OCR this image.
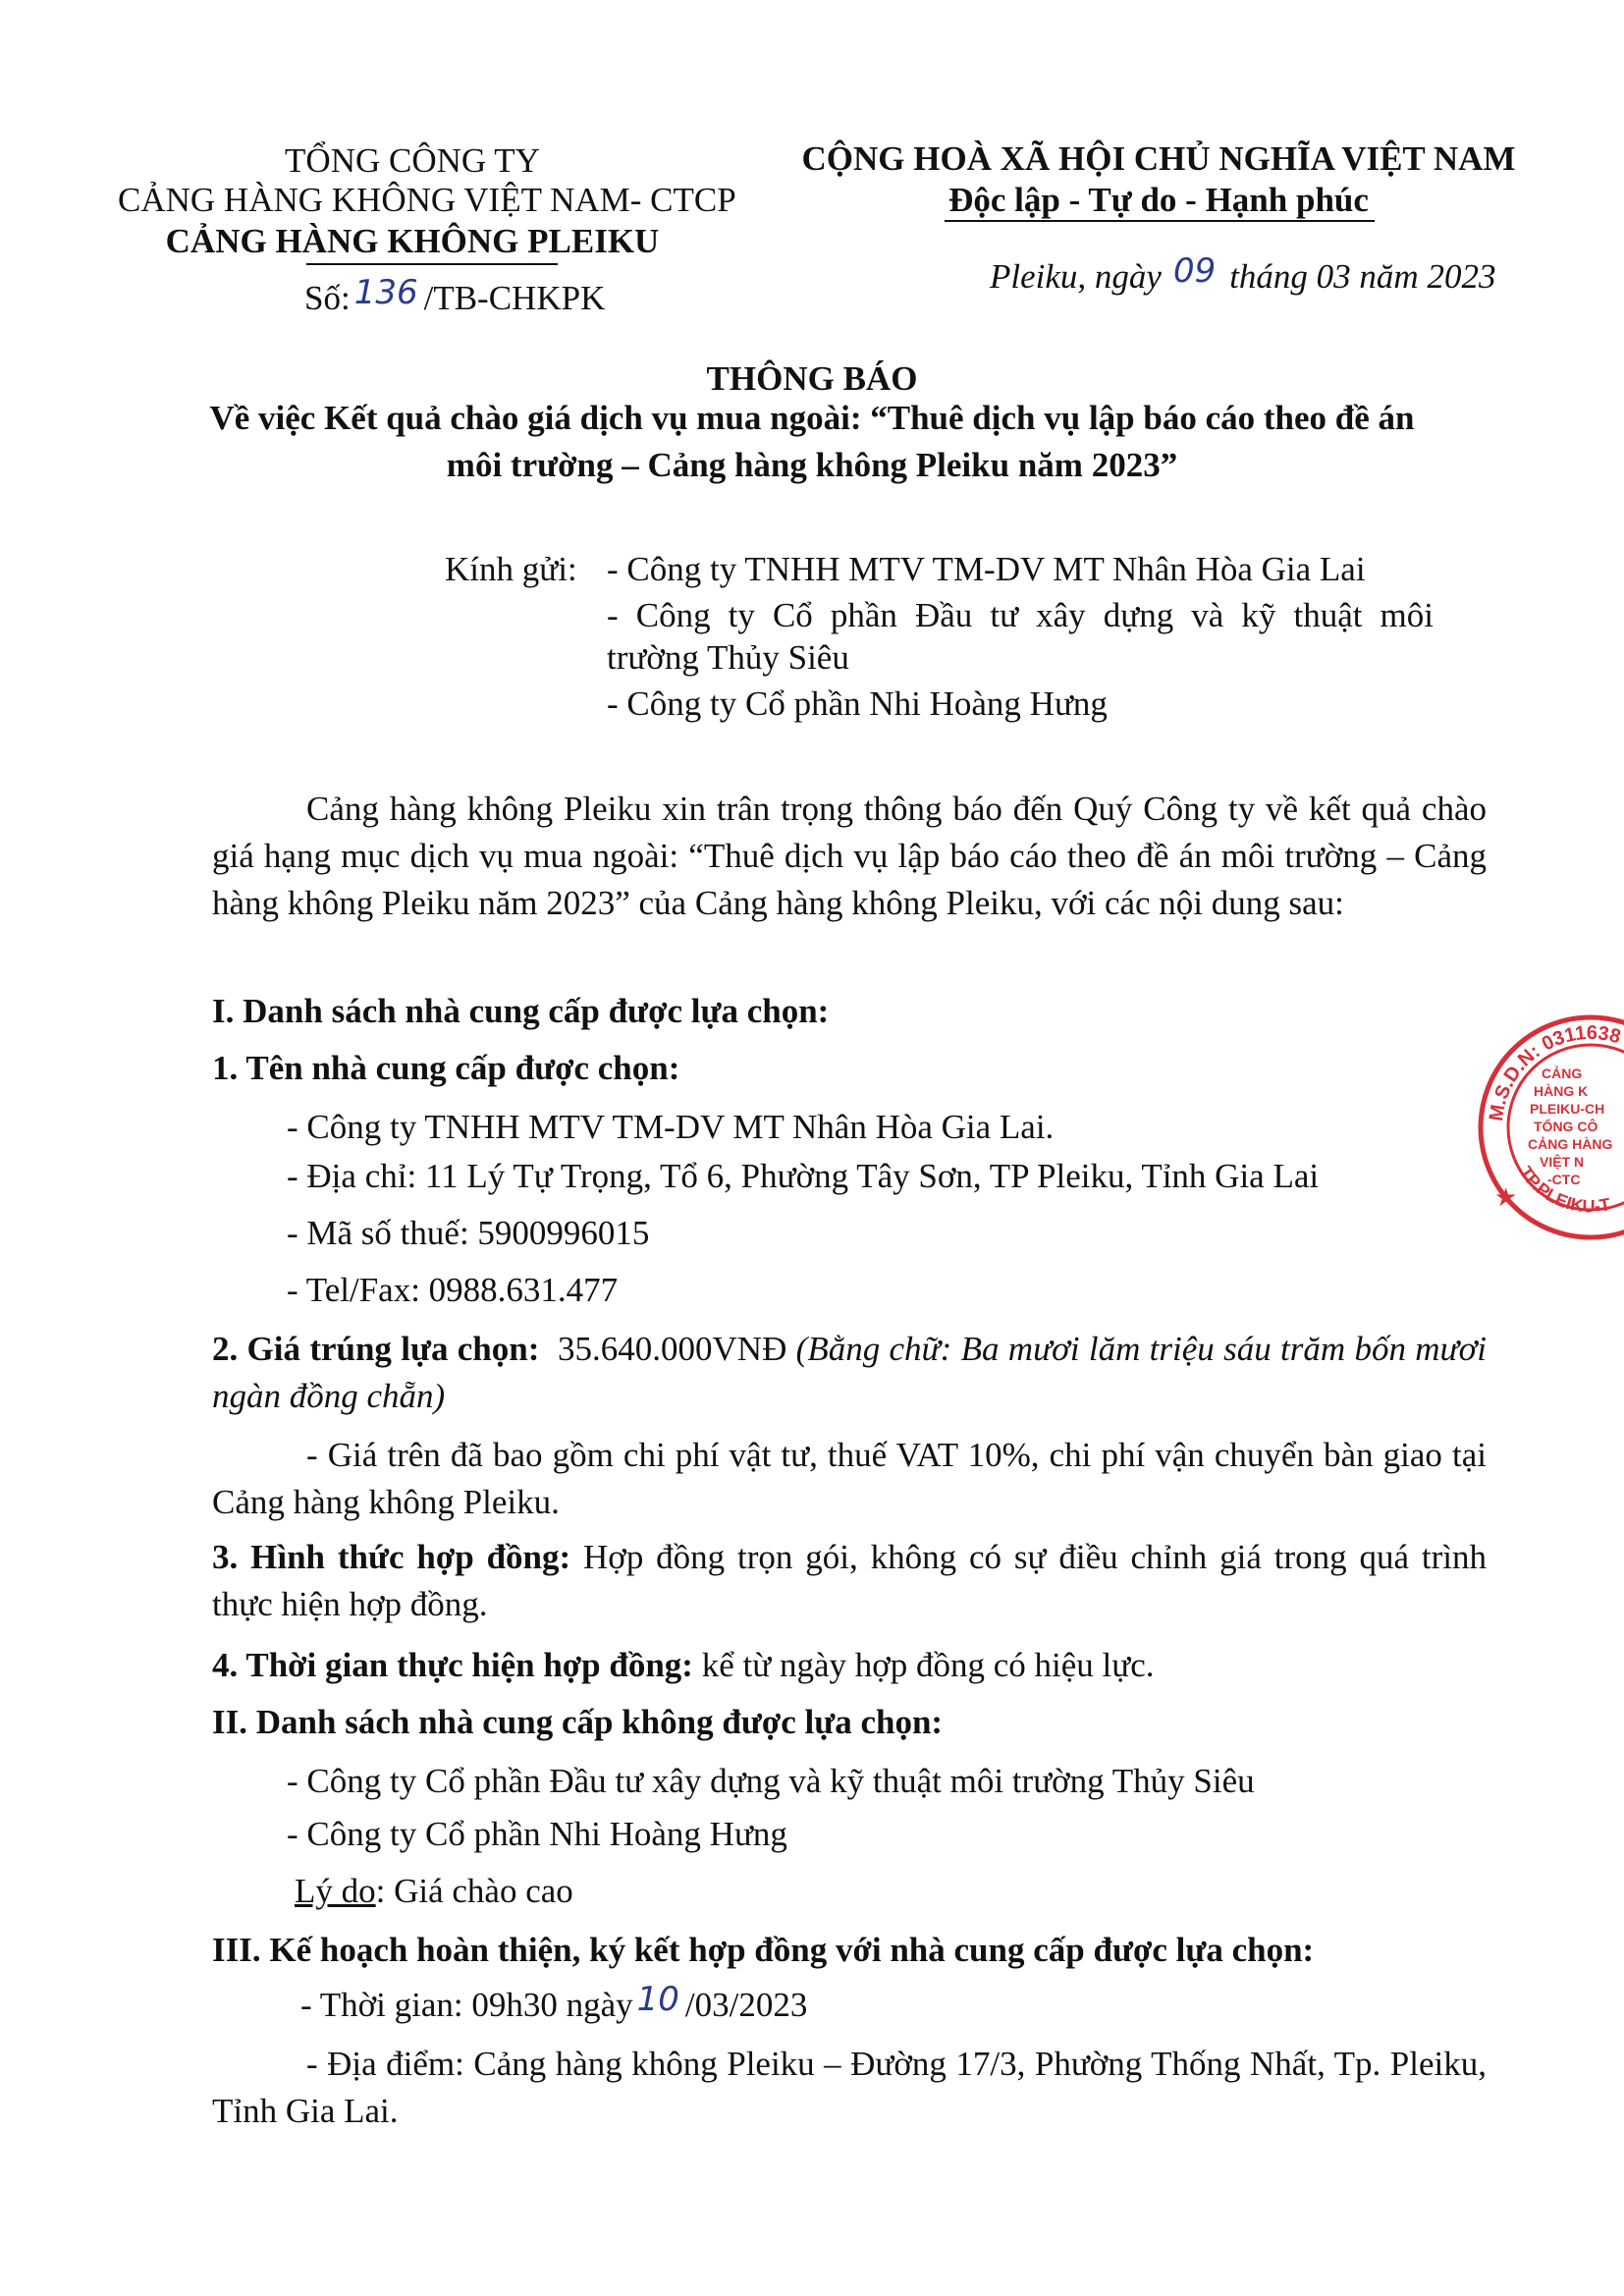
TỔNG CÔNG TY
CẢNG HÀNG KHÔNG VIỆT NAM- CTCP
CẢNG HÀNG KHÔNG PLEIKU
Số: 136 /TB-CHKPK
CỘNG HOÀ XÃ HỘI CHỦ NGHĨA VIỆT NAM
Độc lập - Tự do - Hạnh phúc
Pleiku, ngày 09 tháng 03 năm 2023
THÔNG BÁO
Về việc Kết quả chào giá dịch vụ mua ngoài: “Thuê dịch vụ lập báo cáo theo đề án
môi trường – Cảng hàng không Pleiku năm 2023”
Kính gửi: - Công ty TNHH MTV TM-DV MT Nhân Hòa Gia Lai
- Công ty Cổ phần Đầu tư xây dựng và kỹ thuật môi
trường Thủy Siêu
- Công ty Cổ phần Nhi Hoàng Hưng
Cảng hàng không Pleiku xin trân trọng thông báo đến Quý Công ty về kết quả chào giá hạng mục dịch vụ mua ngoài: “Thuê dịch vụ lập báo cáo theo đề án môi trường – Cảng hàng không Pleiku năm 2023” của Cảng hàng không Pleiku, với các nội dung sau:
I. Danh sách nhà cung cấp được lựa chọn:
1. Tên nhà cung cấp được chọn:
- Công ty TNHH MTV TM-DV MT Nhân Hòa Gia Lai.
- Địa chỉ: 11 Lý Tự Trọng, Tổ 6, Phường Tây Sơn, TP Pleiku, Tỉnh Gia Lai
- Mã số thuế: 5900996015
- Tel/Fax: 0988.631.477
2. Giá trúng lựa chọn: 35.640.000VNĐ (Bằng chữ: Ba mươi lăm triệu sáu trăm bốn mươi ngàn đồng chẵn)
- Giá trên đã bao gồm chi phí vật tư, thuế VAT 10%, chi phí vận chuyển bàn giao tại Cảng hàng không Pleiku.
3. Hình thức hợp đồng: Hợp đồng trọn gói, không có sự điều chỉnh giá trong quá trình thực hiện hợp đồng.
4. Thời gian thực hiện hợp đồng: kể từ ngày hợp đồng có hiệu lực.
II. Danh sách nhà cung cấp không được lựa chọn:
- Công ty Cổ phần Đầu tư xây dựng và kỹ thuật môi trường Thủy Siêu
- Công ty Cổ phần Nhi Hoàng Hưng
Lý do: Giá chào cao
III. Kế hoạch hoàn thiện, ký kết hợp đồng với nhà cung cấp được lựa chọn:
- Thời gian: 09h30 ngày 10 /03/2023
- Địa điểm: Cảng hàng không Pleiku – Đường 17/3, Phường Thống Nhất, Tp. Pleiku, Tỉnh Gia Lai.
M.S.D.N: 0311638
TP.PLEIKU-T
CẢNG
HÀNG K
PLEIKU-CH
TỔNG CÔ
CẢNG HÀNG
VIỆT N
-CTC
★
^^^^
**Request**
The answer is the number of lines in the preceding material that hold "thuế"; write that number and nothing else.

**Right answer**
2